(SHORT TASK):
Retype everything in the passage below about the university's Web applications from "The Adelphi, Md., university" down to "difficult, he recalls.".

(SUPPLIED PASSAGE):
---*---

The Adelphi, Md., university runs two critical Web-enabled applications: PeopleSoft, for human resources and finance administration, and WebTycho, a proprietary learning-management system. As the university grew, controlling performance of these applications became difficult, he recalls.

"We were continually having to buy new networking hardware just to keep things static," Chottiner says, noting that his core network is composed of Cisco gear. "And we kept buying more network bandwidth, but we realized we weren't solving the problem that way - we were just spending more money."

The answer came in a pair of Juniper Networks' DX3250 application-acceleration appliances. Based on technology Juniper acquired in April from Redline Networks, the gear not only improves performance of critical Web applications, but also handles security via an integrated intrusion-prevention system.

"Anybody who has a Web app [for] customers or clients needs to look at [application-aware networking], because people don't have much patience anymore," Chottiner says. "If it's an underperforming Web site, or it's difficult to navigate, they don't come back."

---*---

(DATA PROVIDED):

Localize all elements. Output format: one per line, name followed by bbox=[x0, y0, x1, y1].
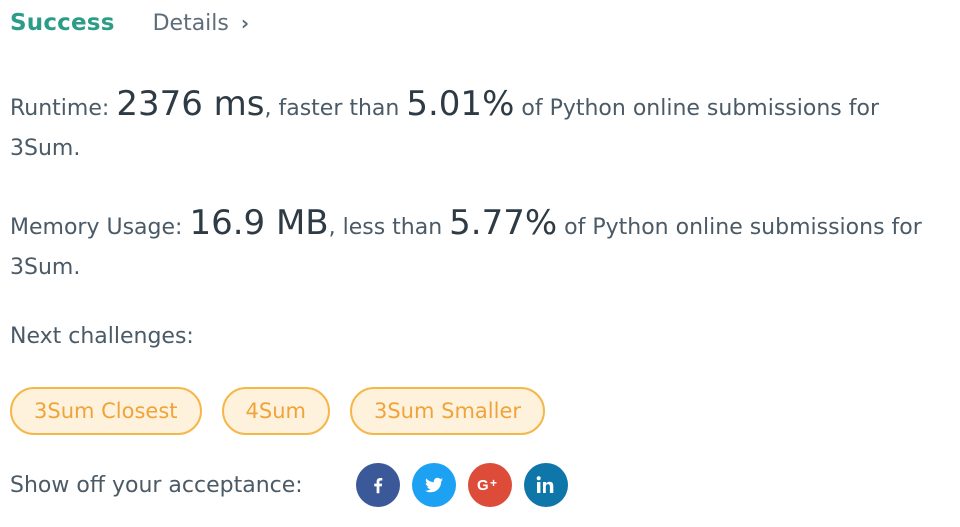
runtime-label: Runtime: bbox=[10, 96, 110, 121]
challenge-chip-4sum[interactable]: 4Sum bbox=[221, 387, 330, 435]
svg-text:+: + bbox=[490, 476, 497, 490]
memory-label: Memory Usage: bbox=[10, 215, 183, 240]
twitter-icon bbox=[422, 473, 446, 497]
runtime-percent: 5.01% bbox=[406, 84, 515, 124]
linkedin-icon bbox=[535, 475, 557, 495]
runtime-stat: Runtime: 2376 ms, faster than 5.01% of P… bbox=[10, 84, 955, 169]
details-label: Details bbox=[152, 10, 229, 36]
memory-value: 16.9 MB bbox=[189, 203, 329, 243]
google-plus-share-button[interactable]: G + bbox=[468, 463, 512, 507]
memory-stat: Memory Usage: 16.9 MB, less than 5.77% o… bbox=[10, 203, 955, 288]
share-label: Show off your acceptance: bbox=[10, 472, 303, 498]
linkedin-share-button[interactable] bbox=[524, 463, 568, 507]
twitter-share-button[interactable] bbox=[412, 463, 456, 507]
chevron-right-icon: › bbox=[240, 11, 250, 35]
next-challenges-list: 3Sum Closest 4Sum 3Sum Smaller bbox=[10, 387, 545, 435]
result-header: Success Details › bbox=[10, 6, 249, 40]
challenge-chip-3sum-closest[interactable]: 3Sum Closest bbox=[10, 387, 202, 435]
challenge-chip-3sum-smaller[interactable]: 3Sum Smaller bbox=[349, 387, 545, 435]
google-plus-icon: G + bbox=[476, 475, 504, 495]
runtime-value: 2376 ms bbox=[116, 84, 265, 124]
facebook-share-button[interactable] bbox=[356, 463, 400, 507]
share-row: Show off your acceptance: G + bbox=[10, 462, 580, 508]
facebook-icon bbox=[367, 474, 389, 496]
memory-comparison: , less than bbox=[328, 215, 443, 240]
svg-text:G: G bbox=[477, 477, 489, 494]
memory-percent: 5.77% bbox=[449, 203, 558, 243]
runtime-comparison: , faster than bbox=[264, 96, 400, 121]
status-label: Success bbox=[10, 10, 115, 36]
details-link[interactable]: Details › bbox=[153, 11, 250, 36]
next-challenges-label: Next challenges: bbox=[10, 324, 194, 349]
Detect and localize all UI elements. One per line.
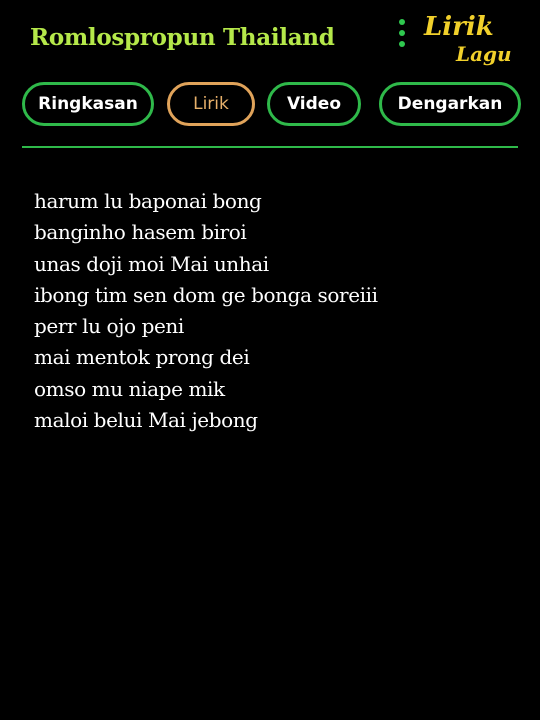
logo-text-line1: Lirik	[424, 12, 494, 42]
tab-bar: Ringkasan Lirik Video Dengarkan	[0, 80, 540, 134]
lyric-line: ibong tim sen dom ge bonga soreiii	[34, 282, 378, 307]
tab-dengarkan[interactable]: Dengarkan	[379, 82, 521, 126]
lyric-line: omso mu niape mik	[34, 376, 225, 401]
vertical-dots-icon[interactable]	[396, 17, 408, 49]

---*---

(PROBLEM SOLUTION):
The Adelphi, Md., university runs two critical Web-enabled applications: PeopleSoft, for human resources and finance administration, and WebTycho, a proprietary learning-management system. As the university grew, controlling performance of these applications became difficult, he recalls.